#### Exercise prompt
Pull every line that holds the word "help" from the entries.
>> Begin Input records
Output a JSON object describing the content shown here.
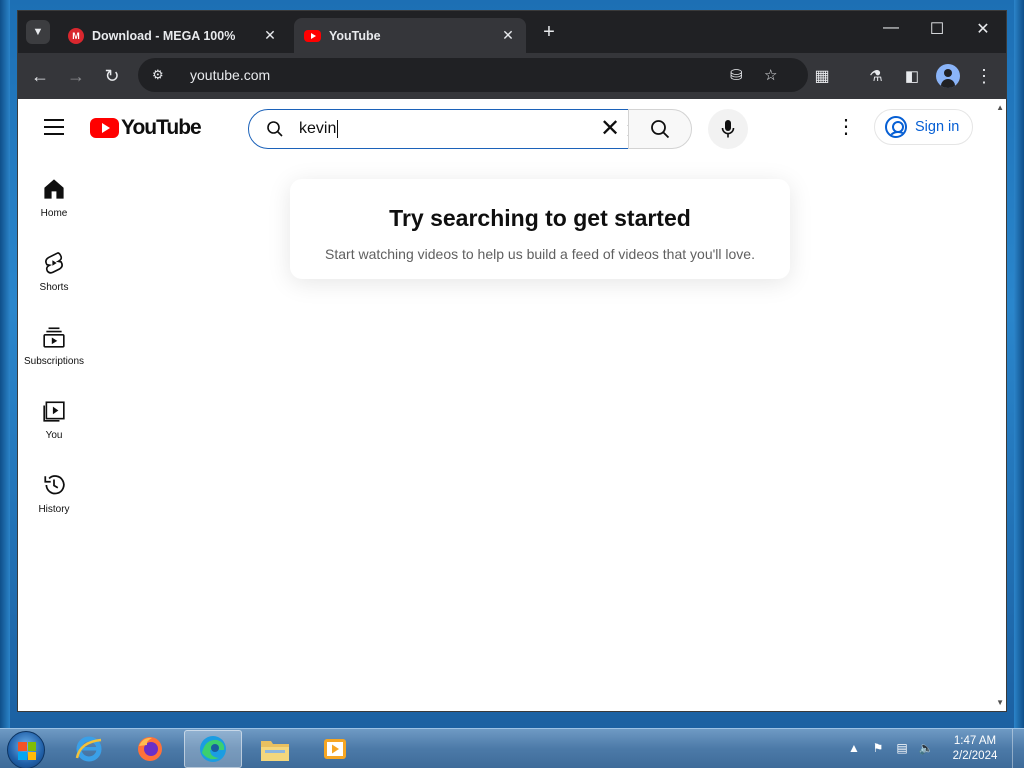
{
  "browser": {
    "tabs": [
      {
        "title": "Download - MEGA 100%",
        "favicon": "mega-icon",
        "active": false
      },
      {
        "title": "YouTube",
        "favicon": "youtube-icon",
        "active": true
      }
    ],
    "url": "youtube.com",
    "colors": {
      "frame": "#202124",
      "toolbar": "#35363a"
    }
  },
  "youtube": {
    "logo_text": "YouTube",
    "search": {
      "query": "kevin"
    },
    "signin_label": "Sign in",
    "guide": [
      {
        "label": "Home",
        "icon": "home-icon"
      },
      {
        "label": "Shorts",
        "icon": "shorts-icon"
      },
      {
        "label": "Subscriptions",
        "icon": "subscriptions-icon"
      },
      {
        "label": "You",
        "icon": "you-icon"
      },
      {
        "label": "History",
        "icon": "history-icon"
      }
    ],
    "prompt": {
      "heading": "Try searching to get started",
      "body": "Start watching videos to help us build a feed of videos that you'll love."
    },
    "colors": {
      "brand_red": "#ff0000",
      "link_blue": "#065fd4",
      "search_border": "#1c62b9"
    }
  },
  "taskbar": {
    "apps": [
      "internet-explorer-icon",
      "firefox-icon",
      "edge-icon",
      "file-explorer-icon",
      "media-player-icon"
    ],
    "clock": {
      "time": "1:47 AM",
      "date": "2/2/2024"
    }
  }
}
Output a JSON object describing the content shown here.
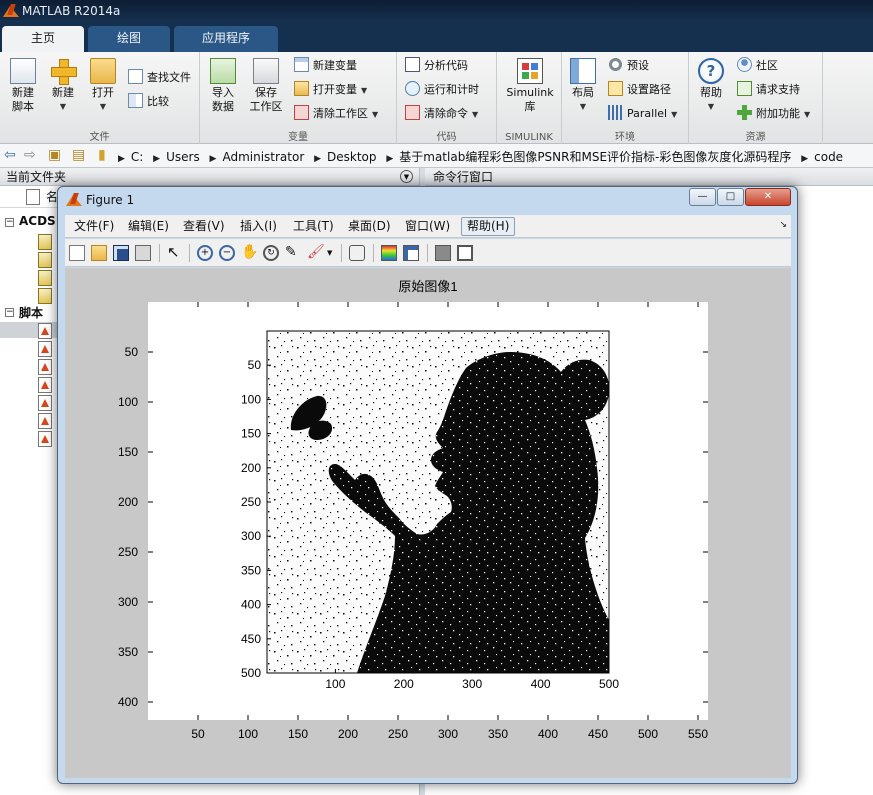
{
  "window": {
    "title": "MATLAB R2014a"
  },
  "tabs": [
    {
      "label": "主页"
    },
    {
      "label": "绘图"
    },
    {
      "label": "应用程序"
    }
  ],
  "ribbon": {
    "file": {
      "label": "文件",
      "new_script": "新建\n脚本",
      "new": "新建",
      "open": "打开",
      "find_files": "查找文件",
      "compare": "比较"
    },
    "variable": {
      "label": "变量",
      "import": "导入\n数据",
      "save_ws": "保存\n工作区",
      "new_var": "新建变量",
      "open_var": "打开变量",
      "clear_ws": "清除工作区"
    },
    "code": {
      "label": "代码",
      "analyze": "分析代码",
      "run_time": "运行和计时",
      "clear_cmd": "清除命令"
    },
    "simulink": {
      "label": "SIMULINK",
      "lib": "Simulink\n库"
    },
    "env": {
      "label": "环境",
      "layout": "布局",
      "prefs": "预设",
      "set_path": "设置路径",
      "parallel": "Parallel"
    },
    "resources": {
      "label": "资源",
      "help": "帮助",
      "community": "社区",
      "support": "请求支持",
      "addons": "附加功能"
    }
  },
  "address": {
    "crumbs": [
      "C:",
      "Users",
      "Administrator",
      "Desktop",
      "基于matlab编程彩色图像PSNR和MSE评价指标-彩色图像灰度化源码程序",
      "code"
    ]
  },
  "left_panel": {
    "title": "当前文件夹",
    "column": "名",
    "folder1": "ACDS",
    "folder2": "脚本"
  },
  "right_panel": {
    "title": "命令行窗口"
  },
  "figure": {
    "title": "Figure 1",
    "menu": [
      "文件(F)",
      "编辑(E)",
      "查看(V)",
      "插入(I)",
      "工具(T)",
      "桌面(D)",
      "窗口(W)",
      "帮助(H)"
    ],
    "plot_title": "原始图像1"
  },
  "chart_data": {
    "type": "image",
    "title": "原始图像1",
    "outer_axes": {
      "xticks": [
        50,
        100,
        150,
        200,
        250,
        300,
        350,
        400,
        450,
        500,
        550
      ],
      "yticks": [
        50,
        100,
        150,
        200,
        250,
        300,
        350,
        400
      ]
    },
    "inner_axes": {
      "xticks": [
        100,
        200,
        300,
        400,
        500
      ],
      "yticks": [
        50,
        100,
        150,
        200,
        250,
        300,
        350,
        400,
        450,
        500
      ]
    }
  },
  "colors": {
    "titlebar": "#0d1d33",
    "tab_active": "#f1f2f3",
    "tab_inactive": "#2a5785"
  }
}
>> End Input records
#### Result for this task
      "body": "Start watching videos to help us build a feed of videos that you'll love."
      "help": "帮助",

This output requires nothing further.